++++ Supplied material ++++
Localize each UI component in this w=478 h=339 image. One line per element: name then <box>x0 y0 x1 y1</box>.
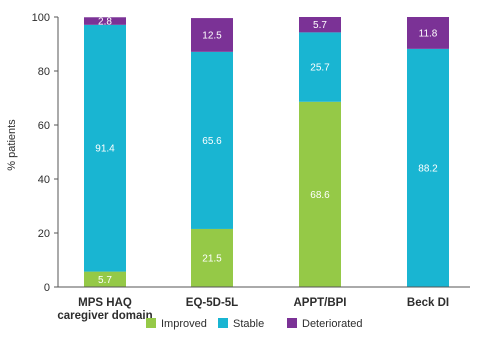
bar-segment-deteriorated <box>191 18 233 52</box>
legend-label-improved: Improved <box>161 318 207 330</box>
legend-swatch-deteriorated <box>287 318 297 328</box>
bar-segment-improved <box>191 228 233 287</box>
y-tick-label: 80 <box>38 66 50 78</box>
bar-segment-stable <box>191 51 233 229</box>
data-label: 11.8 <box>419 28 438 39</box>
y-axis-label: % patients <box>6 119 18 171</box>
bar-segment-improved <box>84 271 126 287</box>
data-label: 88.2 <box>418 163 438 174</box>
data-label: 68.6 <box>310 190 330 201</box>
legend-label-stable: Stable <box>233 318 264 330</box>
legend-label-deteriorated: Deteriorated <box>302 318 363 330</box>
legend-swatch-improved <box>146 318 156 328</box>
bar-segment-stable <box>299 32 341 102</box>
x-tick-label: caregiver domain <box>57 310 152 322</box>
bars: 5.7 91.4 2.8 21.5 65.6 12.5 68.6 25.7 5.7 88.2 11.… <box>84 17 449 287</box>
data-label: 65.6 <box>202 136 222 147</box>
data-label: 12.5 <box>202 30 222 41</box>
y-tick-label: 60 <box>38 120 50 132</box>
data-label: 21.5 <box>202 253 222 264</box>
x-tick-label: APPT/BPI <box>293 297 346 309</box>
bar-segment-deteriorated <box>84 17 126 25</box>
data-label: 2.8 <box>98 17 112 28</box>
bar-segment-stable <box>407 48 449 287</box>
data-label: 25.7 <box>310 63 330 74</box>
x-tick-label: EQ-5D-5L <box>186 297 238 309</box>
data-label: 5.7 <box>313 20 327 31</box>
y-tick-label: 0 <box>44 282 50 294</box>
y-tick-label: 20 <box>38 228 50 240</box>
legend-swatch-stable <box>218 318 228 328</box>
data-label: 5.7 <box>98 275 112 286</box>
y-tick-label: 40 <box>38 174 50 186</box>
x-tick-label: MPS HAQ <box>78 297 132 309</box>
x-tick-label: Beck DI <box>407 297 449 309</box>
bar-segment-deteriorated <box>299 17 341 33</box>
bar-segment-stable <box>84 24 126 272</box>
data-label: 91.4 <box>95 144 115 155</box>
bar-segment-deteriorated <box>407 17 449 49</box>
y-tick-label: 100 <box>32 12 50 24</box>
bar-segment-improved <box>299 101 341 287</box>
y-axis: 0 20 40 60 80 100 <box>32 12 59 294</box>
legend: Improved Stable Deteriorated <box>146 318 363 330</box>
++++
→ **Problem description**:
Without copying the pictures, transcribe the entries exactly.

→ **Exercise response**:
Localize each UI component in this w=478 h=339 image. One line per element: name then <box>x0 y0 x1 y1</box>.
bar-segment-deteriorated <box>191 18 233 52</box>
legend-label-improved: Improved <box>161 318 207 330</box>
legend-swatch-deteriorated <box>287 318 297 328</box>
bar-segment-improved <box>191 228 233 287</box>
y-tick-label: 80 <box>38 66 50 78</box>
bar-segment-stable <box>191 51 233 229</box>
data-label: 11.8 <box>419 28 438 39</box>
y-axis-label: % patients <box>6 119 18 171</box>
bar-segment-improved <box>84 271 126 287</box>
data-label: 88.2 <box>418 163 438 174</box>
data-label: 68.6 <box>310 190 330 201</box>
legend-label-stable: Stable <box>233 318 264 330</box>
legend-label-deteriorated: Deteriorated <box>302 318 363 330</box>
legend-swatch-improved <box>146 318 156 328</box>
bar-segment-stable <box>299 32 341 102</box>
x-tick-label: caregiver domain <box>57 310 152 322</box>
bars: 5.7 91.4 2.8 21.5 65.6 12.5 68.6 25.7 5.7 88.2 11.… <box>84 17 449 287</box>
data-label: 65.6 <box>202 136 222 147</box>
data-label: 12.5 <box>202 30 222 41</box>
y-tick-label: 60 <box>38 120 50 132</box>
data-label: 21.5 <box>202 253 222 264</box>
x-tick-label: APPT/BPI <box>293 297 346 309</box>
bar-segment-deteriorated <box>84 17 126 25</box>
data-label: 2.8 <box>98 17 112 28</box>
bar-segment-stable <box>407 48 449 287</box>
data-label: 25.7 <box>310 63 330 74</box>
x-tick-label: EQ-5D-5L <box>186 297 238 309</box>
data-label: 5.7 <box>313 20 327 31</box>
y-tick-label: 0 <box>44 282 50 294</box>
y-tick-label: 20 <box>38 228 50 240</box>
legend-swatch-stable <box>218 318 228 328</box>
data-label: 5.7 <box>98 275 112 286</box>
y-tick-label: 40 <box>38 174 50 186</box>
x-tick-label: MPS HAQ <box>78 297 132 309</box>
x-tick-label: Beck DI <box>407 297 449 309</box>
bar-segment-deteriorated <box>299 17 341 33</box>
bar-segment-stable <box>84 24 126 272</box>
data-label: 91.4 <box>95 144 115 155</box>
bar-segment-deteriorated <box>407 17 449 49</box>
y-tick-label: 100 <box>32 12 50 24</box>
bar-segment-improved <box>299 101 341 287</box>
y-axis: 0 20 40 60 80 100 <box>32 12 59 294</box>
legend: Improved Stable Deteriorated <box>146 318 363 330</box>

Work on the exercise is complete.